PAGE EXTRACT ::
<<<<

Re: [Bitcoin-development] Privacy and blockchain data

2014-01-10 Thread Peter Todd
On Tue, Jan 07, 2014 at 10:34:46PM -0800, Jeremy Spilman wrote:
 
 2) Common prefixes: Generate addresses such that for a given wallet they
all share a fixed prefix. The length of that prefix determines the
anonymity set and associated privacy/bandwidth tradeoff, which
remainds a fixed ratio of all transactions for the life of the
wallet.
 
 
 Interesting thought to make the privacy/bandwidth trade-off using
 vanitygen and prefix filters.
 
 But doesn't this effectively expand the universe of potential spies
 from 'the global attacker' who is watching your SPV queries, to
 simply 'the globe' -- anyone with a copy of the blockchain?

>>>>

ENTRIES ::
<<<<

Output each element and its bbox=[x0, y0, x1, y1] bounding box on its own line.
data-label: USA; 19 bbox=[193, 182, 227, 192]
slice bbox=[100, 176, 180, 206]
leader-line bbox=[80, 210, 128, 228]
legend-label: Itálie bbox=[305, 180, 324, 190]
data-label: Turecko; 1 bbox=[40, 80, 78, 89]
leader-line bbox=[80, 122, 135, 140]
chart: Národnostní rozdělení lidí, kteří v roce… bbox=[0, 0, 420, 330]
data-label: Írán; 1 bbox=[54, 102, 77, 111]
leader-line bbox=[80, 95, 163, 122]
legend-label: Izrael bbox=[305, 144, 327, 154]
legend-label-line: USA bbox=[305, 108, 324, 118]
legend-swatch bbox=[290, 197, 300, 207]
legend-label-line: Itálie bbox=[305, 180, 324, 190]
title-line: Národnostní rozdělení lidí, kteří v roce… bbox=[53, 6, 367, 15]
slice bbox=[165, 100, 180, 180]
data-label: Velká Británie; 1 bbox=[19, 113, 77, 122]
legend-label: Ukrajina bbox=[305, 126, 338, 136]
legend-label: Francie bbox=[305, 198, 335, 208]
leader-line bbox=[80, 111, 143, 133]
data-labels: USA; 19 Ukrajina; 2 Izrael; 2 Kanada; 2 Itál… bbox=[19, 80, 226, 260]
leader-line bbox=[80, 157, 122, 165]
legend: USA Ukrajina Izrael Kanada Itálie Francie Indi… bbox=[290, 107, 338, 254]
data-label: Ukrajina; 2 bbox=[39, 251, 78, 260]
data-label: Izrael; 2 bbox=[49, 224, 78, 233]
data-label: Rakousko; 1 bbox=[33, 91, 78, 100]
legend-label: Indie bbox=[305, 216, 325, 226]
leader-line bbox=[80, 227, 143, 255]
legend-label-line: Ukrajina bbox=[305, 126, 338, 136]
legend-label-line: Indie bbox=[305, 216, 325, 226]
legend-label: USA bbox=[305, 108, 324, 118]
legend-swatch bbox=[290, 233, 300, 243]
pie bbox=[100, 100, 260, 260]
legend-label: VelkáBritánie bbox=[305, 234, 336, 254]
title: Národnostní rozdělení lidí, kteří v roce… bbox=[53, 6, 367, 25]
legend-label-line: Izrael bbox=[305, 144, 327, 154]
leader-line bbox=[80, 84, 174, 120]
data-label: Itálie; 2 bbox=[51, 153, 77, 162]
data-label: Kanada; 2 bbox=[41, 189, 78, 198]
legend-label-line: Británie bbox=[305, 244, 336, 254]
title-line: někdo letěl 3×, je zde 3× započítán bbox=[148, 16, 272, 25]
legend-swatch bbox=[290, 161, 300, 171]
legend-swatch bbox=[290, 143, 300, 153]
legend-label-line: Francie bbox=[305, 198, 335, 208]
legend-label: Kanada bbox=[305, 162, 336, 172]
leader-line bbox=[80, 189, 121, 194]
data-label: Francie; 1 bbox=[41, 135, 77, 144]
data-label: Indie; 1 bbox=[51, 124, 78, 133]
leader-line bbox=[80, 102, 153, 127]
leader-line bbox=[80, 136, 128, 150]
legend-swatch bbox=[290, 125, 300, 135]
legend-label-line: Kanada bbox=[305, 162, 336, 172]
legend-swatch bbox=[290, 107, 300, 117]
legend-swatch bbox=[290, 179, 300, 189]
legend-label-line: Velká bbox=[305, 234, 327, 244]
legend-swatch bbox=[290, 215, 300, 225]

>>>>

PROBLEMS TO SOLVE ::
(A) In the Bitcoin privacy thread, what does the length of the shared address prefix determine?
(B) Continue the Bitcoin privacy thread from its last line.

THE RESPONSES ::
(A) The anonymity set and the associated privacy/bandwidth tradeoff.

(B)
It's a trade-off. Most people are going to use public peers for their
SPV nodes - they're not going to run full nodes. They also are going to
want to limit how much bandwidth they use to sync their wallets; if they
don't care the can use a very short, or no, prefix and the problem goes
away.

If you make that bandwidth/privacy trade-off by using very specific
filters and non-specific addresses then you have a situation where those
public peers are learning a lot of potentially valuable data. It's easy
to imagine, say, the IRS being willing to pay for data on how many
Bitcoins people have in their wallets to try to catch tax cheats for
instance, and that can easily fund a lot of fast and high-quality peers
that don't advertise the fact that they're selling data on the contents
of your wallet.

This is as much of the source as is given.